— start Stored data —

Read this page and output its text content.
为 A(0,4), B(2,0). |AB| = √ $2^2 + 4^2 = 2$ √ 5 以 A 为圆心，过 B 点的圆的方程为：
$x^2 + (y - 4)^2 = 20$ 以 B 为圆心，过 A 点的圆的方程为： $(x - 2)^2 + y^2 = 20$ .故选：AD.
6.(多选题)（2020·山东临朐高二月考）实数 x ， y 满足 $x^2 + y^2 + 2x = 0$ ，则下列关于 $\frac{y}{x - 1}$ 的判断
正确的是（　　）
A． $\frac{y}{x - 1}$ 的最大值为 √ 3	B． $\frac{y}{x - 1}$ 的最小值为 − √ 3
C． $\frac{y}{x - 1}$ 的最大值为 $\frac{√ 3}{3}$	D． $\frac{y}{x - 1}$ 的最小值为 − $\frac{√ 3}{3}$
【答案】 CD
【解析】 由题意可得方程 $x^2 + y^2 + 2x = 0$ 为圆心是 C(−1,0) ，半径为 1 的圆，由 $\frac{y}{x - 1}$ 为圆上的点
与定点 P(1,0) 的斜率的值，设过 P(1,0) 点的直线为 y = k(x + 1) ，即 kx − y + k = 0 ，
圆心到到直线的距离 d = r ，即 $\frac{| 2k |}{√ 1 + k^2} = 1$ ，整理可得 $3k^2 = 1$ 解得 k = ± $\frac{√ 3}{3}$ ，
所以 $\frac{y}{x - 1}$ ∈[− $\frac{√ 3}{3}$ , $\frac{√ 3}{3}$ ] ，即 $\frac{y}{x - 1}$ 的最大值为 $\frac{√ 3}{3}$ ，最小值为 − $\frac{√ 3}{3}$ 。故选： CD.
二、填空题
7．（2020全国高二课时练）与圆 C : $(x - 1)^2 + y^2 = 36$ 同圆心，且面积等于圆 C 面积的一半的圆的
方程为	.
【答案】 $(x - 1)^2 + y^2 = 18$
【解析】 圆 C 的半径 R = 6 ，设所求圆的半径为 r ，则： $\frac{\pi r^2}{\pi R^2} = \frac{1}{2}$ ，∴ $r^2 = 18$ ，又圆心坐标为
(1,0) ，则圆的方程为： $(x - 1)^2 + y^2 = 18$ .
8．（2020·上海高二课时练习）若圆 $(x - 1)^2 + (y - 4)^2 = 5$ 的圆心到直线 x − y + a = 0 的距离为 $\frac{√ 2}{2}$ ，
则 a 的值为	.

— end Stored data —

State the count of lines holding the string "的最大值为" in the listing above, and nothing else.

3